What needs to be done → Each line in the entries below that holds the string "temperature" is to be listed.

================================

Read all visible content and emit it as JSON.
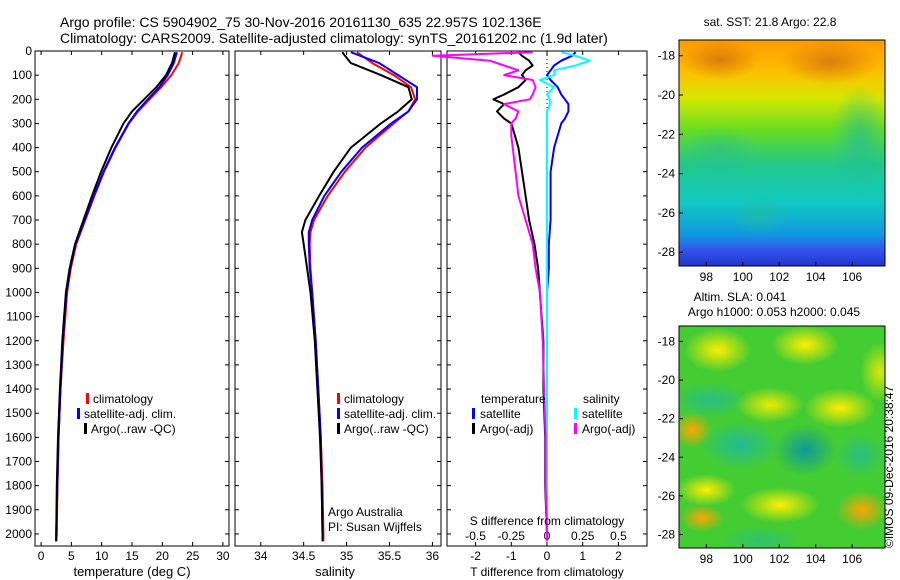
{
  "header": {
    "line1": "Argo profile: CS 5904902_75 30-Nov-2016 20161130_635 22.957S 102.136E",
    "line2": "Climatology: CARS2009. Satellite-adjusted climatology: synTS_20161202.nc (1.9d later)"
  },
  "footer": {
    "imos_stamp": "©IMOS 09-Dec-2016 20:38:47"
  },
  "colors": {
    "climatology": "#ff0000",
    "satellite": "#0000ff",
    "argo": "#000000",
    "temp_satellite": "#0000ff",
    "temp_argo": "#000000",
    "sal_satellite": "#00ffff",
    "sal_argo": "#ff00ff"
  },
  "chart_data": [
    {
      "id": "temperature",
      "type": "line",
      "xlabel": "temperature (deg C)",
      "ylabel": "",
      "xlim": [
        -1,
        31
      ],
      "ylim": [
        2050,
        0
      ],
      "xticks": [
        "0",
        "5",
        "10",
        "15",
        "20",
        "25",
        "30"
      ],
      "yticks": [
        "0",
        "100",
        "200",
        "300",
        "400",
        "500",
        "600",
        "700",
        "800",
        "900",
        "1000",
        "1100",
        "1200",
        "1300",
        "1400",
        "1500",
        "1600",
        "1700",
        "1800",
        "1900",
        "2000"
      ],
      "legend": [
        "climatology",
        "satellite-adj. clim.",
        "Argo(..raw -QC)"
      ],
      "depth": [
        5,
        50,
        100,
        150,
        200,
        250,
        300,
        400,
        500,
        600,
        700,
        800,
        900,
        1000,
        1200,
        1400,
        1600,
        1800,
        2000,
        2030
      ],
      "series": [
        {
          "name": "climatology",
          "values": [
            23.3,
            22.7,
            21.5,
            19.8,
            17.9,
            16.0,
            14.5,
            12.3,
            10.4,
            8.8,
            7.3,
            5.8,
            4.9,
            4.3,
            3.7,
            3.2,
            2.9,
            2.7,
            2.6,
            2.5
          ]
        },
        {
          "name": "satellite-adj. clim.",
          "values": [
            22.4,
            21.9,
            20.9,
            19.5,
            17.6,
            15.8,
            14.4,
            12.2,
            10.3,
            8.7,
            7.2,
            5.7,
            4.8,
            4.2,
            3.6,
            3.2,
            2.9,
            2.7,
            2.5,
            2.5
          ]
        },
        {
          "name": "Argo(..raw -QC)",
          "values": [
            22.1,
            21.6,
            20.6,
            19.0,
            17.0,
            15.0,
            13.6,
            11.6,
            9.9,
            8.4,
            7.0,
            5.6,
            4.7,
            4.1,
            3.5,
            3.1,
            2.8,
            2.6,
            2.5,
            2.5
          ]
        }
      ]
    },
    {
      "id": "salinity",
      "type": "line",
      "xlabel": "salinity",
      "ylabel": "",
      "xlim": [
        33.7,
        36.1
      ],
      "ylim": [
        2050,
        0
      ],
      "xticks": [
        "34",
        "34.5",
        "35",
        "35.5",
        "36"
      ],
      "legend": [
        "climatology",
        "satellite-adj. clim.",
        "Argo(..raw -QC)"
      ],
      "annotation": [
        "Argo Australia",
        "PI: Susan Wijffels"
      ],
      "depth": [
        5,
        50,
        100,
        150,
        200,
        250,
        300,
        400,
        500,
        600,
        700,
        750,
        800,
        900,
        1000,
        1200,
        1400,
        1600,
        1800,
        2000,
        2030
      ],
      "series": [
        {
          "name": "climatology",
          "values": [
            35.12,
            35.3,
            35.55,
            35.75,
            35.8,
            35.72,
            35.55,
            35.22,
            34.98,
            34.78,
            34.62,
            34.58,
            34.57,
            34.58,
            34.6,
            34.64,
            34.67,
            34.7,
            34.72,
            34.73,
            34.73
          ]
        },
        {
          "name": "satellite-adj. clim.",
          "values": [
            35.05,
            35.38,
            35.6,
            35.82,
            35.82,
            35.72,
            35.52,
            35.18,
            34.94,
            34.74,
            34.6,
            34.56,
            34.56,
            34.57,
            34.6,
            34.64,
            34.67,
            34.7,
            34.71,
            34.72,
            34.72
          ]
        },
        {
          "name": "Argo(..raw -QC)",
          "values": [
            34.95,
            35.05,
            35.4,
            35.72,
            35.76,
            35.6,
            35.4,
            35.05,
            34.85,
            34.68,
            34.52,
            34.48,
            34.5,
            34.54,
            34.58,
            34.63,
            34.66,
            34.69,
            34.71,
            34.72,
            34.72
          ]
        }
      ]
    },
    {
      "id": "difference",
      "type": "line",
      "xlabel": "T difference from climatology",
      "xlabel_top": "S difference from climatology",
      "xlim": [
        -2.8,
        2.8
      ],
      "ylim": [
        2050,
        0
      ],
      "xticks_t": [
        "-2",
        "-1",
        "0",
        "1",
        "2"
      ],
      "xticks_s": [
        "-0.5",
        "-0.25",
        "0",
        "0.25",
        "0.5"
      ],
      "legend_headers": [
        "temperature",
        "salinity"
      ],
      "legend_t": [
        "satellite",
        "Argo(-adj)"
      ],
      "legend_s": [
        "satellite",
        "Argo(-adj)"
      ],
      "depth": [
        5,
        20,
        40,
        60,
        80,
        100,
        120,
        150,
        180,
        200,
        220,
        250,
        280,
        300,
        350,
        400,
        500,
        600,
        700,
        800,
        900,
        1000,
        1100,
        1200,
        1400,
        1600,
        1800,
        2000,
        2030
      ],
      "series": [
        {
          "name": "temperature satellite",
          "values": [
            0.8,
            0.7,
            0.4,
            0.2,
            0.1,
            0.0,
            0.1,
            0.3,
            0.4,
            0.5,
            0.6,
            0.6,
            0.5,
            0.4,
            0.3,
            0.2,
            0.1,
            0.1,
            0.1,
            0.05,
            0.05,
            0.0,
            0.0,
            0.0,
            0.0,
            0.0,
            0.0,
            0.0,
            0.0
          ]
        },
        {
          "name": "temperature Argo(-adj)",
          "values": [
            -0.8,
            -0.7,
            -0.5,
            -0.4,
            -0.6,
            -0.7,
            -0.6,
            -0.8,
            -1.2,
            -1.5,
            -1.2,
            -1.4,
            -1.2,
            -1.0,
            -0.9,
            -0.8,
            -0.7,
            -0.6,
            -0.5,
            -0.35,
            -0.25,
            -0.2,
            -0.15,
            -0.1,
            -0.1,
            -0.05,
            -0.05,
            0.0,
            0.0
          ]
        },
        {
          "name": "salinity satellite",
          "values": [
            0.1,
            0.2,
            0.3,
            0.2,
            0.05,
            0.05,
            -0.05,
            0.05,
            0.0,
            0.02,
            0.02,
            0.0,
            0.0,
            0.0,
            0.0,
            0.0,
            0.0,
            0.0,
            0.0,
            0.0,
            0.0,
            0.0,
            0.0,
            0.0,
            0.0,
            0.0,
            0.0,
            0.0,
            0.0
          ]
        },
        {
          "name": "salinity Argo(-adj)",
          "values": [
            -0.1,
            -0.8,
            -0.4,
            -0.3,
            -0.2,
            -0.3,
            -0.1,
            -0.08,
            -0.1,
            -0.12,
            -0.3,
            -0.2,
            -0.22,
            -0.25,
            -0.25,
            -0.24,
            -0.22,
            -0.2,
            -0.15,
            -0.1,
            -0.08,
            -0.05,
            -0.04,
            -0.03,
            -0.02,
            -0.01,
            -0.01,
            0.0,
            0.0
          ]
        }
      ]
    },
    {
      "id": "sst_map",
      "type": "heatmap",
      "title": "sat. SST: 21.8  Argo: 22.8",
      "xlim": [
        96.5,
        107.8
      ],
      "ylim": [
        -28.7,
        -17.2
      ],
      "xticks": [
        "98",
        "100",
        "102",
        "104",
        "106"
      ],
      "yticks": [
        "-18",
        "-20",
        "-22",
        "-24",
        "-26",
        "-28"
      ]
    },
    {
      "id": "sla_map",
      "type": "heatmap",
      "title": "Altim. SLA: 0.041",
      "subtitle": "Argo h1000: 0.053  h2000: 0.045",
      "xlim": [
        96.5,
        107.8
      ],
      "ylim": [
        -28.7,
        -17.2
      ],
      "xticks": [
        "98",
        "100",
        "102",
        "104",
        "106"
      ],
      "yticks": [
        "-18",
        "-20",
        "-22",
        "-24",
        "-26",
        "-28"
      ]
    }
  ]
}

================================

Output of the exercise →
      "id": "temperature",
      "xlabel": "temperature (deg C)",
        "temperature",
          "name": "temperature satellite",
          "name": "temperature Argo(-adj)",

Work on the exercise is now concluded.